Written exercise -> Output the records exactly. Include every line.

Records provided ->
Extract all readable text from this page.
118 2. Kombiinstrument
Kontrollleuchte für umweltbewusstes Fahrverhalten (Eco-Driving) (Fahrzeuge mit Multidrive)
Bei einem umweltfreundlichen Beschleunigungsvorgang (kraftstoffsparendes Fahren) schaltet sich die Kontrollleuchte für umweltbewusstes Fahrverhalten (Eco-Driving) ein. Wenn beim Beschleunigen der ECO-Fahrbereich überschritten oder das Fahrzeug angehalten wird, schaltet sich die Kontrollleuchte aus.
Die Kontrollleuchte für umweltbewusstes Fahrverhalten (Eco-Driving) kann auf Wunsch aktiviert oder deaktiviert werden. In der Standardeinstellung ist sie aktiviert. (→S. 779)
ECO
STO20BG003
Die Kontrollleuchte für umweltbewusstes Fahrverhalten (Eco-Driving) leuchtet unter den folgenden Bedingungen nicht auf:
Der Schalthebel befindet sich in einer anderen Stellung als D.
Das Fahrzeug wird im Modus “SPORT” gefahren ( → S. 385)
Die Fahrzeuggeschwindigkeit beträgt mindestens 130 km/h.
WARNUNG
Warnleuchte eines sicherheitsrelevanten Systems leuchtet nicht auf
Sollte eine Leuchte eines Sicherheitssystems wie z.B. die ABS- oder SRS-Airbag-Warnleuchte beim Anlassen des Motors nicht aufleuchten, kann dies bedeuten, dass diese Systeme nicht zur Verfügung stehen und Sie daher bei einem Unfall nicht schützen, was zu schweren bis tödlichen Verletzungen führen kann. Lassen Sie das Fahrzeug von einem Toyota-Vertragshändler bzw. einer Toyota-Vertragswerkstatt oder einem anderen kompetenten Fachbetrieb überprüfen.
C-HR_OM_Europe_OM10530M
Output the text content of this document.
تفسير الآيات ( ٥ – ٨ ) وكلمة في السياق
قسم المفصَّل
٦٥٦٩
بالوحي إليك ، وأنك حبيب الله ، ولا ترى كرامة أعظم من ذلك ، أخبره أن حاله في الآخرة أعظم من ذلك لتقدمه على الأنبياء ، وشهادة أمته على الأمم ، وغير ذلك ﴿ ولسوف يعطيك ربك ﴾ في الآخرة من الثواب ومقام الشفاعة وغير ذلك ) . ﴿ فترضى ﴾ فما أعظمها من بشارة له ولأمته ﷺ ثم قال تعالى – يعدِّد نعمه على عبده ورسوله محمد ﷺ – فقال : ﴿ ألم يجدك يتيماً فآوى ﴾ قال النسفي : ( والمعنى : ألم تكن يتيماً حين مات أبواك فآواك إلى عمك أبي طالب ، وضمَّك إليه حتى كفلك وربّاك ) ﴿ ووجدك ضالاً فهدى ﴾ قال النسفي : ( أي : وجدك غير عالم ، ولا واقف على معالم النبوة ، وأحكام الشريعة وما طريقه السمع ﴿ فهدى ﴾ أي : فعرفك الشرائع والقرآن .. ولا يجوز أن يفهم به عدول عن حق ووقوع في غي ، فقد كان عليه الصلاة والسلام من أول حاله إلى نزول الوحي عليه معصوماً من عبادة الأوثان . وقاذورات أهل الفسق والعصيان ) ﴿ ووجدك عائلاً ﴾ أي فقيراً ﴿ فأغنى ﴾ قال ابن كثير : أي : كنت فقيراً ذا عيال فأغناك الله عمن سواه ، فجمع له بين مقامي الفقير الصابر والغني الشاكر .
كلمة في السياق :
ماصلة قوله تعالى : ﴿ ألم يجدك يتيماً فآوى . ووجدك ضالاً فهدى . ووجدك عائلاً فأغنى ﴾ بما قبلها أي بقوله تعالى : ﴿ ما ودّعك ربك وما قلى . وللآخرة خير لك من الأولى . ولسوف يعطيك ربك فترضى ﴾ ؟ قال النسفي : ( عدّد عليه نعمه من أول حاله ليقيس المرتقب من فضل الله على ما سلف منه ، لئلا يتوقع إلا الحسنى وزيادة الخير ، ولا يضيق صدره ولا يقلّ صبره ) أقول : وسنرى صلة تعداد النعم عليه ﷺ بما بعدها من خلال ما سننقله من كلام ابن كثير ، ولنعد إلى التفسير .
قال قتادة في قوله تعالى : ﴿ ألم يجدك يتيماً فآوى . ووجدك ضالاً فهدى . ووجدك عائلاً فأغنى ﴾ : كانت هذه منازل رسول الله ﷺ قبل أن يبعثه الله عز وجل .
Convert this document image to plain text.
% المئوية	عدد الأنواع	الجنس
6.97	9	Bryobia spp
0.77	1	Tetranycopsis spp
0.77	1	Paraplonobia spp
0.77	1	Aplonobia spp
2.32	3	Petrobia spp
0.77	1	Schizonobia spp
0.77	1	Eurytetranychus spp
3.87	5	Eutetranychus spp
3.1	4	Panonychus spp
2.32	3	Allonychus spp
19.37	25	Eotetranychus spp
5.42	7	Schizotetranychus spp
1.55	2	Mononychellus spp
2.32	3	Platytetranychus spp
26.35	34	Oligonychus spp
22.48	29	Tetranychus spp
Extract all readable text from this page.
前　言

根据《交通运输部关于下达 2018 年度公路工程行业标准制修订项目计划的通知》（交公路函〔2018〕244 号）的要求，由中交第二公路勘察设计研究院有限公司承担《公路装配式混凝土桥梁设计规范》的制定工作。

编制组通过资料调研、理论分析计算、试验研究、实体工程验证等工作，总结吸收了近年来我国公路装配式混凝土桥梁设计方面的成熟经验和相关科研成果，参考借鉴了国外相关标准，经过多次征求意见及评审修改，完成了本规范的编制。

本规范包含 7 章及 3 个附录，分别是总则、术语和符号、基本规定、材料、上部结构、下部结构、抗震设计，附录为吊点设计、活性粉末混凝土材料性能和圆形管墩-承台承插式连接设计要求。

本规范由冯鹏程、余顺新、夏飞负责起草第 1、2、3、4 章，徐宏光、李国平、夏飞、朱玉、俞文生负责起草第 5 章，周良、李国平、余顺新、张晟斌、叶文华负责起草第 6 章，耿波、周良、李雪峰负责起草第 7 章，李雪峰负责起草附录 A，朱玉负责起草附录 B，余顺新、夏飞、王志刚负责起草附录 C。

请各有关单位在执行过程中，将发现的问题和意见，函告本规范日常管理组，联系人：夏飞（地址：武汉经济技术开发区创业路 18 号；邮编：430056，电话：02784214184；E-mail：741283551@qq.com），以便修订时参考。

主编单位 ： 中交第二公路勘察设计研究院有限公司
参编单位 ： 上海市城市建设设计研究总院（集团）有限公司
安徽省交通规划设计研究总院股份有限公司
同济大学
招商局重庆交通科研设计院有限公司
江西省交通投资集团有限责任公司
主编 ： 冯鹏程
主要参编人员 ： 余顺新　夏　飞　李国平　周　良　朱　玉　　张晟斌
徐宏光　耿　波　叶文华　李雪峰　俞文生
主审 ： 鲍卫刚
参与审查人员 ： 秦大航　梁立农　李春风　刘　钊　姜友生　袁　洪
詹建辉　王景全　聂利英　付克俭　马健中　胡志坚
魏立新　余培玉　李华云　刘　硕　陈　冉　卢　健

Solution ->
Extract all readable text from this page.
118 2. Kombiinstrument
Kontrollleuchte für umweltbewusstes Fahrverhalten (Eco-Driving) (Fahrzeuge mit Multidrive)
Bei einem umweltfreundlichen Beschleunigungsvorgang (kraftstoffsparendes Fahren) schaltet sich die Kontrollleuchte für umweltbewusstes Fahrverhalten (Eco-Driving) ein. Wenn beim Beschleunigen der ECO-Fahrbereich überschritten oder das Fahrzeug angehalten wird, schaltet sich die Kontrollleuchte aus.
Die Kontrollleuchte für umweltbewusstes Fahrverhalten (Eco-Driving) kann auf Wunsch aktiviert oder deaktiviert werden. In der Standardeinstellung ist sie aktiviert. (→S. 779)
ECO
STO20BG003
Die Kontrollleuchte für umweltbewusstes Fahrverhalten (Eco-Driving) leuchtet unter den folgenden Bedingungen nicht auf:
Der Schalthebel befindet sich in einer anderen Stellung als D.
Das Fahrzeug wird im Modus “SPORT” gefahren ( → S. 385)
Die Fahrzeuggeschwindigkeit beträgt mindestens 130 km/h.
WARNUNG
Warnleuchte eines sicherheitsrelevanten Systems leuchtet nicht auf
Sollte eine Leuchte eines Sicherheitssystems wie z.B. die ABS- oder SRS-Airbag-Warnleuchte beim Anlassen des Motors nicht aufleuchten, kann dies bedeuten, dass diese Systeme nicht zur Verfügung stehen und Sie daher bei einem Unfall nicht schützen, was zu schweren bis tödlichen Verletzungen führen kann. Lassen Sie das Fahrzeug von einem Toyota-Vertragshändler bzw. einer Toyota-Vertragswerkstatt oder einem anderen kompetenten Fachbetrieb überprüfen.
C-HR_OM_Europe_OM10530M
Output the text content of this document.
تفسير الآيات ( ٥ – ٨ ) وكلمة في السياق
قسم المفصَّل
٦٥٦٩
بالوحي إليك ، وأنك حبيب الله ، ولا ترى كرامة أعظم من ذلك ، أخبره أن حاله في الآخرة أعظم من ذلك لتقدمه على الأنبياء ، وشهادة أمته على الأمم ، وغير ذلك ﴿ ولسوف يعطيك ربك ﴾ في الآخرة من الثواب ومقام الشفاعة وغير ذلك ) . ﴿ فترضى ﴾ فما أعظمها من بشارة له ولأمته ﷺ ثم قال تعالى – يعدِّد نعمه على عبده ورسوله محمد ﷺ – فقال : ﴿ ألم يجدك يتيماً فآوى ﴾ قال النسفي : ( والمعنى : ألم تكن يتيماً حين مات أبواك فآواك إلى عمك أبي طالب ، وضمَّك إليه حتى كفلك وربّاك ) ﴿ ووجدك ضالاً فهدى ﴾ قال النسفي : ( أي : وجدك غير عالم ، ولا واقف على معالم النبوة ، وأحكام الشريعة وما طريقه السمع ﴿ فهدى ﴾ أي : فعرفك الشرائع والقرآن .. ولا يجوز أن يفهم به عدول عن حق ووقوع في غي ، فقد كان عليه الصلاة والسلام من أول حاله إلى نزول الوحي عليه معصوماً من عبادة الأوثان . وقاذورات أهل الفسق والعصيان ) ﴿ ووجدك عائلاً ﴾ أي فقيراً ﴿ فأغنى ﴾ قال ابن كثير : أي : كنت فقيراً ذا عيال فأغناك الله عمن سواه ، فجمع له بين مقامي الفقير الصابر والغني الشاكر .
كلمة في السياق :
ماصلة قوله تعالى : ﴿ ألم يجدك يتيماً فآوى . ووجدك ضالاً فهدى . ووجدك عائلاً فأغنى ﴾ بما قبلها أي بقوله تعالى : ﴿ ما ودّعك ربك وما قلى . وللآخرة خير لك من الأولى . ولسوف يعطيك ربك فترضى ﴾ ؟ قال النسفي : ( عدّد عليه نعمه من أول حاله ليقيس المرتقب من فضل الله على ما سلف منه ، لئلا يتوقع إلا الحسنى وزيادة الخير ، ولا يضيق صدره ولا يقلّ صبره ) أقول : وسنرى صلة تعداد النعم عليه ﷺ بما بعدها من خلال ما سننقله من كلام ابن كثير ، ولنعد إلى التفسير .
قال قتادة في قوله تعالى : ﴿ ألم يجدك يتيماً فآوى . ووجدك ضالاً فهدى . ووجدك عائلاً فأغنى ﴾ : كانت هذه منازل رسول الله ﷺ قبل أن يبعثه الله عز وجل .
Convert this document image to plain text.
% المئوية	عدد الأنواع	الجنس
6.97	9	Bryobia spp
0.77	1	Tetranycopsis spp
0.77	1	Paraplonobia spp
0.77	1	Aplonobia spp
2.32	3	Petrobia spp
0.77	1	Schizonobia spp
0.77	1	Eurytetranychus spp
3.87	5	Eutetranychus spp
3.1	4	Panonychus spp
2.32	3	Allonychus spp
19.37	25	Eotetranychus spp
5.42	7	Schizotetranychus spp
1.55	2	Mononychellus spp
2.32	3	Platytetranychus spp
26.35	34	Oligonychus spp
22.48	29	Tetranychus spp
Extract all readable text from this page.
前　言

根据《交通运输部关于下达 2018 年度公路工程行业标准制修订项目计划的通知》（交公路函〔2018〕244 号）的要求，由中交第二公路勘察设计研究院有限公司承担《公路装配式混凝土桥梁设计规范》的制定工作。

编制组通过资料调研、理论分析计算、试验研究、实体工程验证等工作，总结吸收了近年来我国公路装配式混凝土桥梁设计方面的成熟经验和相关科研成果，参考借鉴了国外相关标准，经过多次征求意见及评审修改，完成了本规范的编制。

本规范包含 7 章及 3 个附录，分别是总则、术语和符号、基本规定、材料、上部结构、下部结构、抗震设计，附录为吊点设计、活性粉末混凝土材料性能和圆形管墩-承台承插式连接设计要求。

本规范由冯鹏程、余顺新、夏飞负责起草第 1、2、3、4 章，徐宏光、李国平、夏飞、朱玉、俞文生负责起草第 5 章，周良、李国平、余顺新、张晟斌、叶文华负责起草第 6 章，耿波、周良、李雪峰负责起草第 7 章，李雪峰负责起草附录 A，朱玉负责起草附录 B，余顺新、夏飞、王志刚负责起草附录 C。

请各有关单位在执行过程中，将发现的问题和意见，函告本规范日常管理组，联系人：夏飞（地址：武汉经济技术开发区创业路 18 号；邮编：430056，电话：02784214184；E-mail：741283551@qq.com），以便修订时参考。

主编单位 ： 中交第二公路勘察设计研究院有限公司
参编单位 ： 上海市城市建设设计研究总院（集团）有限公司
安徽省交通规划设计研究总院股份有限公司
同济大学
招商局重庆交通科研设计院有限公司
江西省交通投资集团有限责任公司
主编 ： 冯鹏程
主要参编人员 ： 余顺新　夏　飞　李国平　周　良　朱　玉　　张晟斌
徐宏光　耿　波　叶文华　李雪峰　俞文生
主审 ： 鲍卫刚
参与审查人员 ： 秦大航　梁立农　李春风　刘　钊　姜友生　袁　洪
詹建辉　王景全　聂利英　付克俭　马健中　胡志坚
魏立新　余培玉　李华云　刘　硕　陈　冉　卢　健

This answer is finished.